+++ Dataset entries
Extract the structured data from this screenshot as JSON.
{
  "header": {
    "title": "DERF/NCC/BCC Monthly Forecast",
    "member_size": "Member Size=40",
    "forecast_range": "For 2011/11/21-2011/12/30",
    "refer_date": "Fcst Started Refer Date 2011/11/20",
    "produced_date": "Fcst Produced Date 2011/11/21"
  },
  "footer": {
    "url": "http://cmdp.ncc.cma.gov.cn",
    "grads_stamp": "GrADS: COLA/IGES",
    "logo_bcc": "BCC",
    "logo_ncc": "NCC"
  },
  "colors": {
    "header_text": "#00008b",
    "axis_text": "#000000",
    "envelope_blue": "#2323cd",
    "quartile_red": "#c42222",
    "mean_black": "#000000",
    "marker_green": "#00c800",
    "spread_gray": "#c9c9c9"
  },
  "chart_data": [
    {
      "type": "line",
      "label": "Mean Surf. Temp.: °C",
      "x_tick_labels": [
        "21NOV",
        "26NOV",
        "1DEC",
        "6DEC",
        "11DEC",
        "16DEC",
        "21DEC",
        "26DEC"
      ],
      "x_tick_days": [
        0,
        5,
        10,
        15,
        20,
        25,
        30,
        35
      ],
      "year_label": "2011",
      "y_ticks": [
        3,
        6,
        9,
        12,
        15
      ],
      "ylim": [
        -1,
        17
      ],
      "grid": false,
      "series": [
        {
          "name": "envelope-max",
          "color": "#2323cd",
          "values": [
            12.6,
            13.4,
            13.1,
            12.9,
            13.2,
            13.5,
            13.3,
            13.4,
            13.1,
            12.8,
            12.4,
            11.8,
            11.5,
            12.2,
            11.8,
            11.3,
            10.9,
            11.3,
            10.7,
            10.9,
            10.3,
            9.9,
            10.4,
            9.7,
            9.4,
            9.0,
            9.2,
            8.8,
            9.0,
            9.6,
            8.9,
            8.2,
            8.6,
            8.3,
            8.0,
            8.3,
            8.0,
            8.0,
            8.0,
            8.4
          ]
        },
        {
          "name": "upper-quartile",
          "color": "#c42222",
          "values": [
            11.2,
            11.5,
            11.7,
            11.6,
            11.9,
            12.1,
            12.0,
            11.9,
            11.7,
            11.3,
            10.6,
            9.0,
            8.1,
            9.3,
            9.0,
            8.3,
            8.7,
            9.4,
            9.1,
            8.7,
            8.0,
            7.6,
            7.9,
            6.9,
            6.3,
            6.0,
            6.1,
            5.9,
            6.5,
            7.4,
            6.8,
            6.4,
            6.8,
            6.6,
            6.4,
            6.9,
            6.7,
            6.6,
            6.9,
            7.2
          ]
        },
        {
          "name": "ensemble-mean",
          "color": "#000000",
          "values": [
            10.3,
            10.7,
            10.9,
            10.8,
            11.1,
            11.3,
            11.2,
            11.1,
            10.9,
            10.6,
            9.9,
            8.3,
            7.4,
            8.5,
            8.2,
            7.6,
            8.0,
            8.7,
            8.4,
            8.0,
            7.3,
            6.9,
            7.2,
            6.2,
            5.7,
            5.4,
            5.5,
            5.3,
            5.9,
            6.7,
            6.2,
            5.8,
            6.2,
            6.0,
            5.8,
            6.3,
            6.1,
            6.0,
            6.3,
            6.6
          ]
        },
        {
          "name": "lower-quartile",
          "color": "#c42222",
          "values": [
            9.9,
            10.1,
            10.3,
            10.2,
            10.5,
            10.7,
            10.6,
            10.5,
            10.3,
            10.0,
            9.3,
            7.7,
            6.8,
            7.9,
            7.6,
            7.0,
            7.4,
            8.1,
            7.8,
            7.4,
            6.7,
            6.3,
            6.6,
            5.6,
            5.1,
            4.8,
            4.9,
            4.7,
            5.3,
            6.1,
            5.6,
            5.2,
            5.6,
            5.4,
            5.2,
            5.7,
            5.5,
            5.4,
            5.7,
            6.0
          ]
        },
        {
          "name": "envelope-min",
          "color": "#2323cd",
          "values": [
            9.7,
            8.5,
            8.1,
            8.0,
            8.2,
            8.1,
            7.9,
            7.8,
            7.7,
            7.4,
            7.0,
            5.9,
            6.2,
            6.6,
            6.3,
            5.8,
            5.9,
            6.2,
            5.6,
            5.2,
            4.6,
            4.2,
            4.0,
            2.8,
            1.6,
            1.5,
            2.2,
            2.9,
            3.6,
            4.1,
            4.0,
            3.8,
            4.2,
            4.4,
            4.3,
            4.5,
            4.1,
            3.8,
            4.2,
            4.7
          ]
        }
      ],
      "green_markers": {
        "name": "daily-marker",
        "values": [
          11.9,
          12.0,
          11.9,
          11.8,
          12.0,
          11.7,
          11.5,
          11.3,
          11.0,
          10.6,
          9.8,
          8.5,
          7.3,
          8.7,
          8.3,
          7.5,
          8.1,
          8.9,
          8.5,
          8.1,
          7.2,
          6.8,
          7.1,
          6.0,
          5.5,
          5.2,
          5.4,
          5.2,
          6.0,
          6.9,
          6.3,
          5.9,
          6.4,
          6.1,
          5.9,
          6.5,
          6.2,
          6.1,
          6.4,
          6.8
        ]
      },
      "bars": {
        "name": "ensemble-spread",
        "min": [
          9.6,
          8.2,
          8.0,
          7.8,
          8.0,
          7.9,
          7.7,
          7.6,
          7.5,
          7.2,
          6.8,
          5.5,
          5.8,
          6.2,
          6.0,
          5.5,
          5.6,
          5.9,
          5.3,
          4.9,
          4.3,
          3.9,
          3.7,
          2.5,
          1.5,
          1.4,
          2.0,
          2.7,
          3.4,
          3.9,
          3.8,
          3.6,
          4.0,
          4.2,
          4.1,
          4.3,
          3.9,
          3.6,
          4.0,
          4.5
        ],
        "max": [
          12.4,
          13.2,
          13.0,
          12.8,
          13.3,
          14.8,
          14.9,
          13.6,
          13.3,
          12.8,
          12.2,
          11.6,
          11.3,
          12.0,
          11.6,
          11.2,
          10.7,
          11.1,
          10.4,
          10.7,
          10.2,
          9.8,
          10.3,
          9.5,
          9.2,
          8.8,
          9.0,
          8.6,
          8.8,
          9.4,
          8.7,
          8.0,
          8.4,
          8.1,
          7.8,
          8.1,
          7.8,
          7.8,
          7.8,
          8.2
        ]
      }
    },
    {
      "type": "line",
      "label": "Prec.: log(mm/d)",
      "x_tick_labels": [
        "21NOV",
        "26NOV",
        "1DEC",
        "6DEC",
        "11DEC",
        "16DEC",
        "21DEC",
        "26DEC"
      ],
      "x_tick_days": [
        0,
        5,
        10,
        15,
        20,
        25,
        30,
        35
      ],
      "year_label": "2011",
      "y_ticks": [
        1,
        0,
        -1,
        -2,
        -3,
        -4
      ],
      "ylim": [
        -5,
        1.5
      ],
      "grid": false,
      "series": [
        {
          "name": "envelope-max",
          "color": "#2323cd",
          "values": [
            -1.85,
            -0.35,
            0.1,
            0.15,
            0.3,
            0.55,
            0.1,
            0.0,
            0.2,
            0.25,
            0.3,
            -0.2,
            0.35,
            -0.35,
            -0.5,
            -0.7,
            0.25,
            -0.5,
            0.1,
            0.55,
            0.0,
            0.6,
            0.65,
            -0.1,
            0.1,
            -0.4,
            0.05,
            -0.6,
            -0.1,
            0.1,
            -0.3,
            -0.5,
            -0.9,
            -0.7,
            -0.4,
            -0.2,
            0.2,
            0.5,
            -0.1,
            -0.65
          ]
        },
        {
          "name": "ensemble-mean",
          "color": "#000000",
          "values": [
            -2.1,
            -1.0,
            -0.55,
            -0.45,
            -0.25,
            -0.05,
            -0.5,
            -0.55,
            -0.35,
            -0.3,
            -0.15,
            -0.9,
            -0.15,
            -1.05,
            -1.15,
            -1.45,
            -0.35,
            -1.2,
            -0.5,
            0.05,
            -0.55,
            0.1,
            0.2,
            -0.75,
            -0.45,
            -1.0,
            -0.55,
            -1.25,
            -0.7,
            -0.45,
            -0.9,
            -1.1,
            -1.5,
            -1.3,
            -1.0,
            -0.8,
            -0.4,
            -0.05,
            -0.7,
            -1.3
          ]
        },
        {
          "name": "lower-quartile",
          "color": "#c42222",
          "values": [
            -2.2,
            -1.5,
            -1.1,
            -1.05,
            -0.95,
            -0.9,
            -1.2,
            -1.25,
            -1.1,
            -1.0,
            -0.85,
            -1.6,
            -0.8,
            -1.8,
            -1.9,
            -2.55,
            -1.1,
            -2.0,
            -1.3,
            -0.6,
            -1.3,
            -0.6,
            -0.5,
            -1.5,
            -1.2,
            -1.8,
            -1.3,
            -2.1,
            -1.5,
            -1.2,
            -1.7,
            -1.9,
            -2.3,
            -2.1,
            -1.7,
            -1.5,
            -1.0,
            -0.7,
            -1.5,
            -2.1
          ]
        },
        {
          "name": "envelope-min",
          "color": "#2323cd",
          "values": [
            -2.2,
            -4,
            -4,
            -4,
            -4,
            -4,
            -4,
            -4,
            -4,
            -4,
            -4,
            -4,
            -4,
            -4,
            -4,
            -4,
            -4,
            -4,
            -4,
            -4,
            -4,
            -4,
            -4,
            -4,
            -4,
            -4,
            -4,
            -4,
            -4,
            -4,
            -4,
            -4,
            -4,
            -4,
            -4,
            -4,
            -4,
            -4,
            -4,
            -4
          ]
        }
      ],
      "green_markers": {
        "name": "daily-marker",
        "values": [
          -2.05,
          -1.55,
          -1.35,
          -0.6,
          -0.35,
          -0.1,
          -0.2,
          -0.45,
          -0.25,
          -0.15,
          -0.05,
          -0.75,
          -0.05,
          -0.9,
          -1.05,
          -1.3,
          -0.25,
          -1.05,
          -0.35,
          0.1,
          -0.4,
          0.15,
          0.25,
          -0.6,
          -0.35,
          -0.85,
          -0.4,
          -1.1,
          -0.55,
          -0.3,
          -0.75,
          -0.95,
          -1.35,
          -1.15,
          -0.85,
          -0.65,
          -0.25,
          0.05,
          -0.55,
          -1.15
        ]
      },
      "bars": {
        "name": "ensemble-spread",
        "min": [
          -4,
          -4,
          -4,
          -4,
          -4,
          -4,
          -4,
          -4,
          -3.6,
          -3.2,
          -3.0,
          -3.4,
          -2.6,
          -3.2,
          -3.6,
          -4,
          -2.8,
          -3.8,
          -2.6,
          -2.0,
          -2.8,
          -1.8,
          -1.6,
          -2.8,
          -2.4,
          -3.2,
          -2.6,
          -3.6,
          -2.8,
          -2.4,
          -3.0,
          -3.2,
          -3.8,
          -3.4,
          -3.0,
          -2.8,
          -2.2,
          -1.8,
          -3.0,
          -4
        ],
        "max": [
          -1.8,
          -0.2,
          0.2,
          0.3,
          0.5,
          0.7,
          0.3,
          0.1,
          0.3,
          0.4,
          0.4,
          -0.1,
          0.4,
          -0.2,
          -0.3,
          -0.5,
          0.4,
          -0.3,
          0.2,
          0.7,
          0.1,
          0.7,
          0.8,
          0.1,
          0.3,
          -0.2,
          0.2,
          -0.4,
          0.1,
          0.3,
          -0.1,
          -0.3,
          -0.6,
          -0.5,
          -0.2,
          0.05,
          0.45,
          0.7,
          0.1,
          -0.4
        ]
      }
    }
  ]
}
++++++
Task instructions
Say, as a single number and nothing more, how many lines of the entries contain the word "Date".

Solution for this exercise
2